- [Set task] Find each line below that contains the word "Text" and copy those lines in full.
Records for the exercise start
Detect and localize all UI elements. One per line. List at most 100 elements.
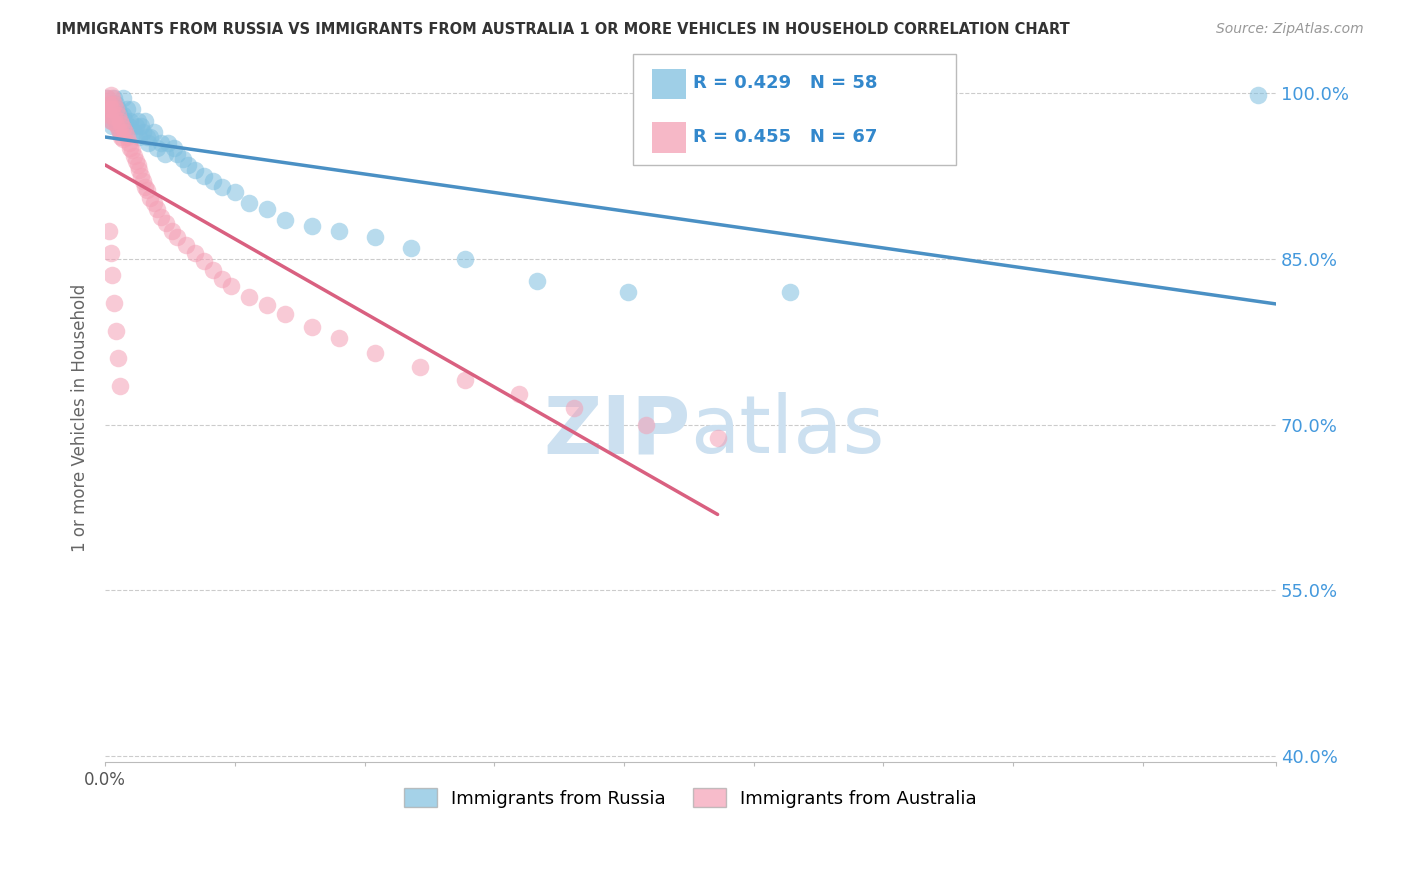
Point — [103, 91, 125, 105]
Legend: Immigrants from Russia, Immigrants from Australia: Immigrants from Russia, Immigrants from … — [398, 780, 984, 814]
Point — [135, 183, 157, 197]
Point — [132, 125, 155, 139]
Point — [221, 279, 243, 293]
Point — [100, 88, 122, 103]
Point — [139, 191, 162, 205]
Point — [112, 91, 135, 105]
Point — [364, 229, 387, 244]
Point — [120, 113, 142, 128]
Point — [105, 113, 128, 128]
Point — [409, 360, 432, 375]
Point — [103, 97, 125, 112]
Point — [101, 103, 124, 117]
Point — [132, 174, 155, 188]
Point — [779, 285, 801, 299]
Point — [163, 141, 186, 155]
Point — [562, 401, 585, 415]
Point — [134, 113, 156, 128]
Point — [121, 144, 143, 158]
Point — [454, 252, 477, 266]
Point — [139, 130, 162, 145]
Point — [101, 91, 124, 105]
Point — [97, 103, 120, 117]
Point — [100, 113, 122, 128]
Point — [96, 103, 118, 117]
Point — [115, 103, 138, 117]
Point — [108, 108, 131, 122]
Point — [107, 108, 129, 122]
Point — [274, 307, 297, 321]
Point — [150, 210, 173, 224]
Text: R = 0.429   N = 58: R = 0.429 N = 58 — [693, 74, 877, 92]
Point — [97, 97, 120, 112]
Point — [105, 117, 128, 131]
Point — [634, 417, 657, 432]
Point — [193, 254, 215, 268]
Point — [202, 262, 225, 277]
Point — [101, 113, 124, 128]
Point — [112, 108, 135, 122]
Point — [256, 298, 278, 312]
Point — [108, 379, 131, 393]
Text: R = 0.455   N = 67: R = 0.455 N = 67 — [693, 128, 877, 146]
Point — [224, 186, 246, 200]
Point — [364, 345, 387, 359]
Point — [129, 169, 152, 183]
Point — [108, 113, 131, 128]
Point — [103, 296, 125, 310]
Point — [128, 163, 150, 178]
Point — [138, 136, 160, 150]
Point — [117, 136, 139, 150]
Point — [103, 110, 125, 124]
Point — [153, 146, 176, 161]
Point — [129, 119, 152, 133]
Point — [117, 119, 139, 133]
Point — [155, 216, 177, 230]
Point — [127, 158, 149, 172]
Point — [101, 268, 124, 283]
Point — [112, 121, 135, 136]
Text: IMMIGRANTS FROM RUSSIA VS IMMIGRANTS FROM AUSTRALIA 1 OR MORE VEHICLES IN HOUSEH: IMMIGRANTS FROM RUSSIA VS IMMIGRANTS FRO… — [56, 22, 1070, 37]
Point — [526, 274, 548, 288]
Point — [120, 141, 142, 155]
Point — [122, 125, 145, 139]
Point — [328, 224, 350, 238]
Point — [142, 196, 165, 211]
Point — [114, 113, 136, 128]
Point — [96, 91, 118, 105]
Point — [166, 146, 188, 161]
Point — [256, 202, 278, 216]
Point — [401, 241, 423, 255]
Point — [166, 229, 188, 244]
Point — [114, 125, 136, 139]
Point — [107, 103, 129, 117]
Point — [125, 119, 148, 133]
Point — [146, 141, 169, 155]
Point — [108, 125, 131, 139]
Point — [211, 179, 233, 194]
Point — [706, 431, 728, 445]
Point — [107, 121, 129, 136]
Point — [125, 154, 148, 169]
Point — [193, 169, 215, 183]
Point — [121, 103, 143, 117]
Point — [301, 219, 323, 233]
Point — [100, 103, 122, 117]
Text: Source: ZipAtlas.com: Source: ZipAtlas.com — [1216, 22, 1364, 37]
Point — [115, 130, 138, 145]
Point — [172, 152, 194, 166]
Point — [454, 373, 477, 387]
Point — [110, 130, 132, 145]
Point — [103, 108, 125, 122]
Point — [146, 202, 169, 216]
Point — [508, 386, 530, 401]
Point — [328, 331, 350, 345]
Point — [100, 246, 122, 260]
Point — [101, 119, 124, 133]
Point — [96, 91, 118, 105]
Point — [238, 290, 260, 304]
Point — [122, 149, 145, 163]
Point — [112, 132, 135, 146]
Point — [202, 174, 225, 188]
Point — [105, 103, 128, 117]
Records for the exercise end
- [Answer for the task]
Text: R = 0.429   N = 58: R = 0.429 N = 58 — [693, 74, 877, 92]
Text: R = 0.455   N = 67: R = 0.455 N = 67 — [693, 128, 877, 146]
Text: IMMIGRANTS FROM RUSSIA VS IMMIGRANTS FROM AUSTRALIA 1 OR MORE VEHICLES IN HOUSEH: IMMIGRANTS FROM RUSSIA VS IMMIGRANTS FRO… — [56, 22, 1070, 37]
Text: Source: ZipAtlas.com: Source: ZipAtlas.com — [1216, 22, 1364, 37]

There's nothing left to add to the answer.